__Aim__:
Return all lines in the material below that contain "aspx".

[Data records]
:::::

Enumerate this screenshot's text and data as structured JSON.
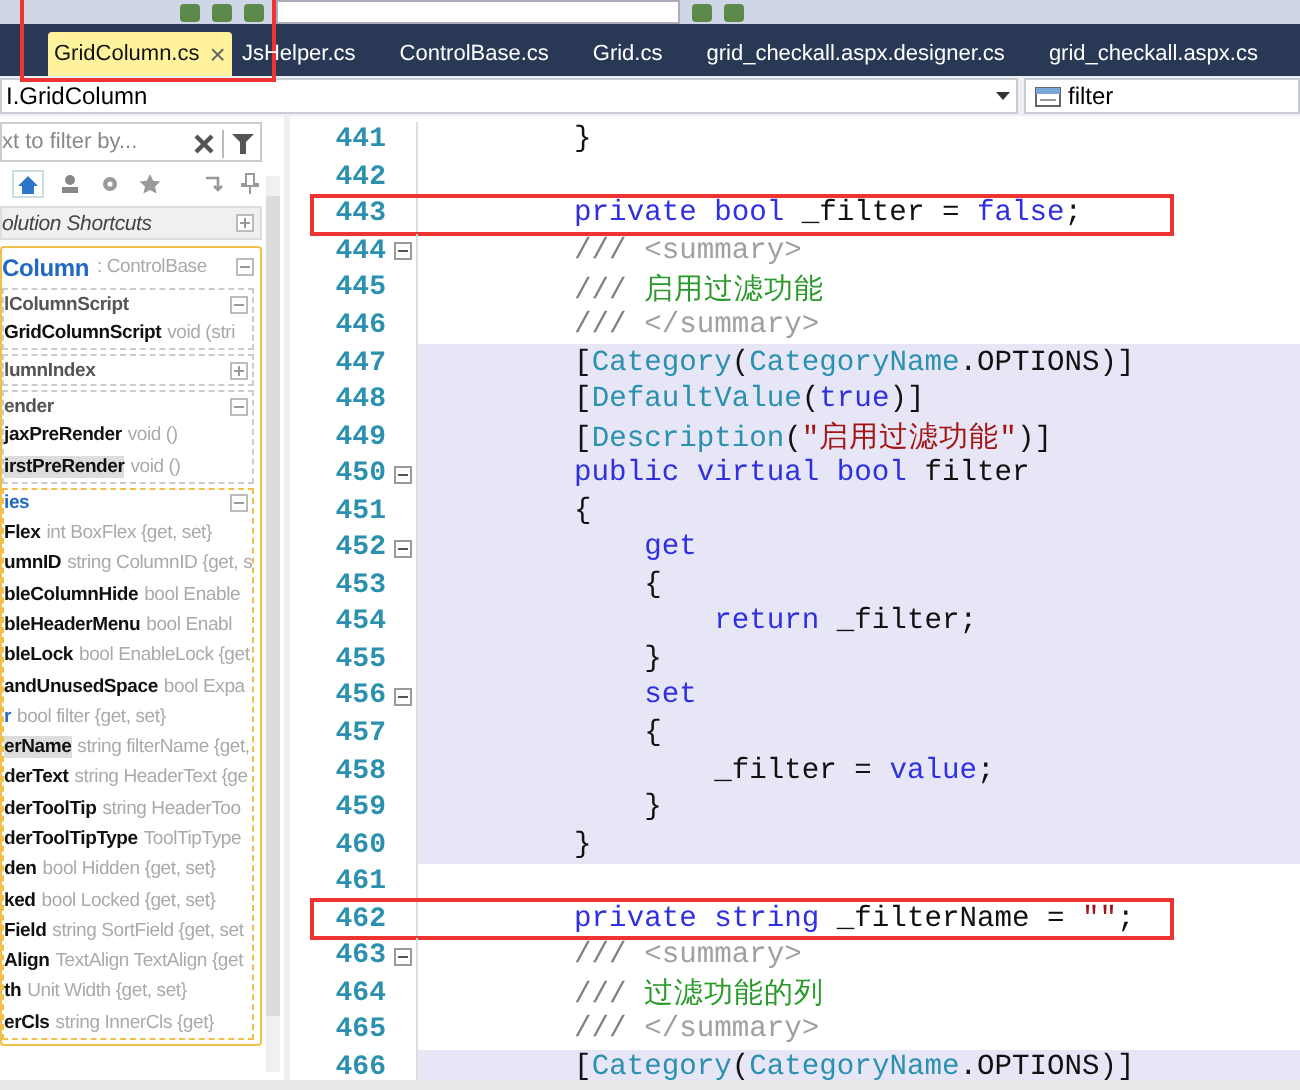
{
  "tabs": [
    {
      "label": "GridColumn.cs",
      "selected": true,
      "annotated": true,
      "close": "×"
    },
    {
      "label": "JsHelper.cs",
      "selected": false,
      "annotated": false
    },
    {
      "label": "ControlBase.cs",
      "selected": false,
      "annotated": false
    },
    {
      "label": "Grid.cs",
      "selected": false,
      "annotated": false
    },
    {
      "label": "grid_checkall.aspx.designer.cs",
      "selected": false,
      "annotated": false
    },
    {
      "label": "grid_checkall.aspx.cs",
      "selected": false,
      "annotated": false
    }
  ],
  "navigation": {
    "type_box": "I.GridColumn",
    "member_box": "filter"
  },
  "class_view": {
    "filter_placeholder": "xt to filter by...",
    "shortcuts": "olution Shortcuts",
    "class_name": "Column",
    "class_base": ": ControlBase",
    "groups": [
      {
        "title": "lColumnScript",
        "expanded": true,
        "kind": "methods",
        "items": [
          {
            "name": "GridColumnScript",
            "signature": "void (stri",
            "selected": false,
            "matched": false
          }
        ]
      },
      {
        "title": "lumnIndex",
        "expanded": false,
        "kind": "methods"
      },
      {
        "title": "ender",
        "expanded": true,
        "kind": "methods",
        "items": [
          {
            "name": "jaxPreRender",
            "signature": "void ()",
            "selected": false,
            "matched": false
          },
          {
            "name": "irstPreRender",
            "signature": "void ()",
            "selected": true,
            "matched": false
          }
        ]
      },
      {
        "title": "ies",
        "expanded": true,
        "kind": "properties",
        "items": [
          {
            "name": "Flex",
            "signature": "int BoxFlex {get, set}",
            "selected": false,
            "matched": false
          },
          {
            "name": "umnID",
            "signature": "string ColumnID {get, s",
            "selected": false,
            "matched": false
          },
          {
            "name": "bleColumnHide",
            "signature": "bool Enable",
            "selected": false,
            "matched": false
          },
          {
            "name": "bleHeaderMenu",
            "signature": "bool Enabl",
            "selected": false,
            "matched": false
          },
          {
            "name": "bleLock",
            "signature": "bool EnableLock {get",
            "selected": false,
            "matched": false
          },
          {
            "name": "andUnusedSpace",
            "signature": "bool Expa",
            "selected": false,
            "matched": false
          },
          {
            "name": "r",
            "signature": "bool filter {get, set}",
            "selected": false,
            "matched": true
          },
          {
            "name": "erName",
            "signature": "string filterName {get,",
            "selected": true,
            "matched": false
          },
          {
            "name": "derText",
            "signature": "string HeaderText {ge",
            "selected": false,
            "matched": false
          },
          {
            "name": "derToolTip",
            "signature": "string HeaderToo",
            "selected": false,
            "matched": false
          },
          {
            "name": "derToolTipType",
            "signature": "ToolTipType",
            "selected": false,
            "matched": false
          },
          {
            "name": "den",
            "signature": "bool Hidden {get, set}",
            "selected": false,
            "matched": false
          },
          {
            "name": "ked",
            "signature": "bool Locked {get, set}",
            "selected": false,
            "matched": false
          },
          {
            "name": "Field",
            "signature": "string SortField {get, set",
            "selected": false,
            "matched": false
          },
          {
            "name": "Align",
            "signature": "TextAlign TextAlign {get",
            "selected": false,
            "matched": false
          },
          {
            "name": "th",
            "signature": "Unit Width {get, set}",
            "selected": false,
            "matched": false
          },
          {
            "name": "erCls",
            "signature": "string InnerCls {get}",
            "selected": false,
            "matched": false
          }
        ]
      }
    ]
  },
  "code_lines": [
    {
      "number": "441",
      "fold": false,
      "shaded": false,
      "boxed": false,
      "tokens": [
        {
          "kind": "plain",
          "text": "        }"
        }
      ]
    },
    {
      "number": "442",
      "fold": false,
      "shaded": false,
      "boxed": false
    },
    {
      "number": "443",
      "fold": false,
      "shaded": false,
      "boxed": true,
      "tokens": [
        {
          "kind": "keyword",
          "text": "        private "
        },
        {
          "kind": "keyword",
          "text": "bool"
        },
        {
          "kind": "plain",
          "text": " _filter = "
        },
        {
          "kind": "keyword",
          "text": "false"
        },
        {
          "kind": "plain",
          "text": ";"
        }
      ]
    },
    {
      "number": "444",
      "fold": true,
      "shaded": false,
      "boxed": false,
      "tokens": [
        {
          "kind": "comment",
          "text": "        /// "
        },
        {
          "kind": "doc_tag",
          "text": "<summary>"
        }
      ]
    },
    {
      "number": "445",
      "fold": false,
      "shaded": false,
      "boxed": false,
      "tokens": [
        {
          "kind": "comment",
          "text": "        /// "
        },
        {
          "kind": "doc_text",
          "text": "启用过滤功能"
        }
      ]
    },
    {
      "number": "446",
      "fold": false,
      "shaded": false,
      "boxed": false,
      "tokens": [
        {
          "kind": "comment",
          "text": "        /// "
        },
        {
          "kind": "doc_tag",
          "text": "</summary>"
        }
      ]
    },
    {
      "number": "447",
      "fold": false,
      "shaded": true,
      "boxed": false,
      "tokens": [
        {
          "kind": "plain",
          "text": "        ["
        },
        {
          "kind": "type",
          "text": "Category"
        },
        {
          "kind": "plain",
          "text": "("
        },
        {
          "kind": "type",
          "text": "CategoryName"
        },
        {
          "kind": "plain",
          "text": ".OPTIONS)]"
        }
      ]
    },
    {
      "number": "448",
      "fold": false,
      "shaded": true,
      "boxed": false,
      "tokens": [
        {
          "kind": "plain",
          "text": "        ["
        },
        {
          "kind": "type",
          "text": "DefaultValue"
        },
        {
          "kind": "plain",
          "text": "("
        },
        {
          "kind": "keyword",
          "text": "true"
        },
        {
          "kind": "plain",
          "text": ")]"
        }
      ]
    },
    {
      "number": "449",
      "fold": false,
      "shaded": true,
      "boxed": false,
      "tokens": [
        {
          "kind": "plain",
          "text": "        ["
        },
        {
          "kind": "type",
          "text": "Description"
        },
        {
          "kind": "plain",
          "text": "("
        },
        {
          "kind": "string",
          "text": "\"启用过滤功能\""
        },
        {
          "kind": "plain",
          "text": ")]"
        }
      ]
    },
    {
      "number": "450",
      "fold": true,
      "shaded": true,
      "boxed": false,
      "tokens": [
        {
          "kind": "keyword",
          "text": "        public virtual bool"
        },
        {
          "kind": "plain",
          "text": " filter"
        }
      ]
    },
    {
      "number": "451",
      "fold": false,
      "shaded": true,
      "boxed": false,
      "tokens": [
        {
          "kind": "plain",
          "text": "        {"
        }
      ]
    },
    {
      "number": "452",
      "fold": true,
      "shaded": true,
      "boxed": false,
      "tokens": [
        {
          "kind": "keyword",
          "text": "            get"
        }
      ]
    },
    {
      "number": "453",
      "fold": false,
      "shaded": true,
      "boxed": false,
      "tokens": [
        {
          "kind": "plain",
          "text": "            {"
        }
      ]
    },
    {
      "number": "454",
      "fold": false,
      "shaded": true,
      "boxed": false,
      "tokens": [
        {
          "kind": "keyword",
          "text": "                return"
        },
        {
          "kind": "plain",
          "text": " _filter;"
        }
      ]
    },
    {
      "number": "455",
      "fold": false,
      "shaded": true,
      "boxed": false,
      "tokens": [
        {
          "kind": "plain",
          "text": "            }"
        }
      ]
    },
    {
      "number": "456",
      "fold": true,
      "shaded": true,
      "boxed": false,
      "tokens": [
        {
          "kind": "keyword",
          "text": "            set"
        }
      ]
    },
    {
      "number": "457",
      "fold": false,
      "shaded": true,
      "boxed": false,
      "tokens": [
        {
          "kind": "plain",
          "text": "            {"
        }
      ]
    },
    {
      "number": "458",
      "fold": false,
      "shaded": true,
      "boxed": false,
      "tokens": [
        {
          "kind": "plain",
          "text": "                _filter = "
        },
        {
          "kind": "keyword",
          "text": "value"
        },
        {
          "kind": "plain",
          "text": ";"
        }
      ]
    },
    {
      "number": "459",
      "fold": false,
      "shaded": true,
      "boxed": false,
      "tokens": [
        {
          "kind": "plain",
          "text": "            }"
        }
      ]
    },
    {
      "number": "460",
      "fold": false,
      "shaded": true,
      "boxed": false,
      "tokens": [
        {
          "kind": "plain",
          "text": "        }"
        }
      ]
    },
    {
      "number": "461",
      "fold": false,
      "shaded": false,
      "boxed": false
    },
    {
      "number": "462",
      "fold": false,
      "shaded": false,
      "boxed": true,
      "tokens": [
        {
          "kind": "keyword",
          "text": "        private string"
        },
        {
          "kind": "plain",
          "text": " _filterName = "
        },
        {
          "kind": "string",
          "text": "\"\""
        },
        {
          "kind": "plain",
          "text": ";"
        }
      ]
    },
    {
      "number": "463",
      "fold": true,
      "shaded": false,
      "boxed": false,
      "tokens": [
        {
          "kind": "comment",
          "text": "        /// "
        },
        {
          "kind": "doc_tag",
          "text": "<summary>"
        }
      ]
    },
    {
      "number": "464",
      "fold": false,
      "shaded": false,
      "boxed": false,
      "tokens": [
        {
          "kind": "comment",
          "text": "        /// "
        },
        {
          "kind": "doc_text",
          "text": "过滤功能的列"
        }
      ]
    },
    {
      "number": "465",
      "fold": false,
      "shaded": false,
      "boxed": false,
      "tokens": [
        {
          "kind": "comment",
          "text": "        /// "
        },
        {
          "kind": "doc_tag",
          "text": "</summary>"
        }
      ]
    },
    {
      "number": "466",
      "fold": false,
      "shaded": true,
      "boxed": false,
      "tokens": [
        {
          "kind": "plain",
          "text": "        ["
        },
        {
          "kind": "type",
          "text": "Category"
        },
        {
          "kind": "plain",
          "text": "("
        },
        {
          "kind": "type",
          "text": "CategoryName"
        },
        {
          "kind": "plain",
          "text": ".OPTIONS)]"
        }
      ]
    }
  ]
}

:::::

__Solved exercise__:
      "label": "grid_checkall.aspx.designer.cs",
      "label": "grid_checkall.aspx.cs",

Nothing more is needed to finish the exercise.